→ Exercise details: Single out each line with the word "Early" and copy it.

→ Records supplied:
● ● ●
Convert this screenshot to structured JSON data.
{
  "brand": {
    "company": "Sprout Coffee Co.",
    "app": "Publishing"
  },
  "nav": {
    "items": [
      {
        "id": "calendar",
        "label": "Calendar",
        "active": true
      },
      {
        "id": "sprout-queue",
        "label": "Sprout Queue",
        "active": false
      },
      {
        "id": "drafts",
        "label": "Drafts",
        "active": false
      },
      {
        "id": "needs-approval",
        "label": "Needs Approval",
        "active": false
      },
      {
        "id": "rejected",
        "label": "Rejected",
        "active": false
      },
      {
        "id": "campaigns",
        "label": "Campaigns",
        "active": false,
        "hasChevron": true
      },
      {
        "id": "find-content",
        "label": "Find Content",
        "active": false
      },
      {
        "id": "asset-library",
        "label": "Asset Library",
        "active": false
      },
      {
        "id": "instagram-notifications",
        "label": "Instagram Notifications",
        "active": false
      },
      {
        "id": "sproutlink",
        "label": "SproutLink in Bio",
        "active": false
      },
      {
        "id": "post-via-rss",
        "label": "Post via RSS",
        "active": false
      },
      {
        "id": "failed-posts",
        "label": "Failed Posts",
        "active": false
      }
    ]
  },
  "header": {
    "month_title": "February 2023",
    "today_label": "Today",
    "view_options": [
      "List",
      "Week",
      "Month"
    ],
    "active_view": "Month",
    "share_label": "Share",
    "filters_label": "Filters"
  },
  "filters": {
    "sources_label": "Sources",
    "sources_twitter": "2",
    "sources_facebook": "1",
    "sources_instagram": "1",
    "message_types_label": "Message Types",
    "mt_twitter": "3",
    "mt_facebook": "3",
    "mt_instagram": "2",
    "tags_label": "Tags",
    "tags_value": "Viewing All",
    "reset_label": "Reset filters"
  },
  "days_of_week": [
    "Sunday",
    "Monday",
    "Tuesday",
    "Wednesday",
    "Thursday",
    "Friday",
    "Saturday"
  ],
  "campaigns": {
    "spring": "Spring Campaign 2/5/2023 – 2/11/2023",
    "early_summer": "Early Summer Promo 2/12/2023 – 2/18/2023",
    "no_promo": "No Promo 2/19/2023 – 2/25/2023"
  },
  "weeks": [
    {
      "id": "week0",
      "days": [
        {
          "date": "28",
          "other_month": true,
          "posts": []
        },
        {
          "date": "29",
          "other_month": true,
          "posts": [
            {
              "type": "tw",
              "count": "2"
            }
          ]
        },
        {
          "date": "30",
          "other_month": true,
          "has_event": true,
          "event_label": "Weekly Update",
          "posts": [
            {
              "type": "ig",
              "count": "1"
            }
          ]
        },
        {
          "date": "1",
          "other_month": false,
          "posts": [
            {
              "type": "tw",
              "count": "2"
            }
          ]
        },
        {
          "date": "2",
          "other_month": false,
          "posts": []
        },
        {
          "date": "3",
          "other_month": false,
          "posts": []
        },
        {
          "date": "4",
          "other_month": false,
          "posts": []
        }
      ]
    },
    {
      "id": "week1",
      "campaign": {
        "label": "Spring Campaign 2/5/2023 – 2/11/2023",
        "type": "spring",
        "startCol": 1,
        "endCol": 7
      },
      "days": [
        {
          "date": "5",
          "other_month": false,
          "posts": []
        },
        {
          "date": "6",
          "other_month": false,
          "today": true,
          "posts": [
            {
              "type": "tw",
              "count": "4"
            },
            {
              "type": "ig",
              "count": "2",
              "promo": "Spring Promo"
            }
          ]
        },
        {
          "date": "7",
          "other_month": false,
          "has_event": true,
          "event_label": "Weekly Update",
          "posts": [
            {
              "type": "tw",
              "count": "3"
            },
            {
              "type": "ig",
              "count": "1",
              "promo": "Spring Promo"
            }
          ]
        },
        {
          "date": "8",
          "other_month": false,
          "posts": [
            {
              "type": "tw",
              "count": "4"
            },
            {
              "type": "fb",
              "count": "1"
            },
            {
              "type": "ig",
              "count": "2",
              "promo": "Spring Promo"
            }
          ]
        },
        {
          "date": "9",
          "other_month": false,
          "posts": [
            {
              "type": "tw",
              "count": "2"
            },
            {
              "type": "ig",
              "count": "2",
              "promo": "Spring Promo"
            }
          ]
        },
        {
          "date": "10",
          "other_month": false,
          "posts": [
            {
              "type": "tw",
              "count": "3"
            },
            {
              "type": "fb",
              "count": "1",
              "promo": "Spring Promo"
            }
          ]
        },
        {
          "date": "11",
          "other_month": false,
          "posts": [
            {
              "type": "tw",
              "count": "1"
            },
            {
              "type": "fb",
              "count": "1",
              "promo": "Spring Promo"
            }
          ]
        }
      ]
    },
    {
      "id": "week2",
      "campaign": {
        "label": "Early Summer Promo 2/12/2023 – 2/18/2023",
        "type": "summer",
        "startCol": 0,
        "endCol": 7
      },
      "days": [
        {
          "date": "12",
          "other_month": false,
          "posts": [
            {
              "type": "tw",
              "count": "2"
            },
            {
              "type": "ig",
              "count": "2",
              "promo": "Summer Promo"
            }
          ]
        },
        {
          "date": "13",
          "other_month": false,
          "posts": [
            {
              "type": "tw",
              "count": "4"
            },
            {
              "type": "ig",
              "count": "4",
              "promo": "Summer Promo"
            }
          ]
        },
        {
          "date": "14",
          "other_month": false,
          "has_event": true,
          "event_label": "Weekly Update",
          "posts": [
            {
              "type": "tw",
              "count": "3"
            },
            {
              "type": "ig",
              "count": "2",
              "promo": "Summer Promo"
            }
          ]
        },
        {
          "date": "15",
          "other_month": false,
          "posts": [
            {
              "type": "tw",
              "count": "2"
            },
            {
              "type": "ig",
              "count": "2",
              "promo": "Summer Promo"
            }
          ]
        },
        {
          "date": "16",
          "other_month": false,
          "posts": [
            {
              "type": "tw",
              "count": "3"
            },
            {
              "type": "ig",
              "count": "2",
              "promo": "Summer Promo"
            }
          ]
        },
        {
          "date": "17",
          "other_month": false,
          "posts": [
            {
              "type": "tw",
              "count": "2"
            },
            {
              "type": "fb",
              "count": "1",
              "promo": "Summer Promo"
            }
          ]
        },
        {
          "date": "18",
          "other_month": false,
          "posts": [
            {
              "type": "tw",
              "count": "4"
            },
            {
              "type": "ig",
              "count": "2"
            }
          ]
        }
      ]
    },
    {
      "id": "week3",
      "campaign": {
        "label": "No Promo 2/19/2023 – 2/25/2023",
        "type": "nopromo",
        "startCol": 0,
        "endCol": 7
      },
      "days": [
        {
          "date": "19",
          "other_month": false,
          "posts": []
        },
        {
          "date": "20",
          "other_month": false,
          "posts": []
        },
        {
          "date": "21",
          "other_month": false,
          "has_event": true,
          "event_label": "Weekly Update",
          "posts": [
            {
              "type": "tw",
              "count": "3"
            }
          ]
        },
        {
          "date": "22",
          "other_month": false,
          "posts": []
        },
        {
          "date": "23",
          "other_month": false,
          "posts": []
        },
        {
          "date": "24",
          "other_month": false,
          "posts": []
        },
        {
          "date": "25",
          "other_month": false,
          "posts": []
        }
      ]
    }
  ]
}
● ● ●
→ Output of the task:
    "early_summer": "Early Summer Promo 2/12/2023 – 2/18/2023",
        "label": "Early Summer Promo 2/12/2023 – 2/18/2023",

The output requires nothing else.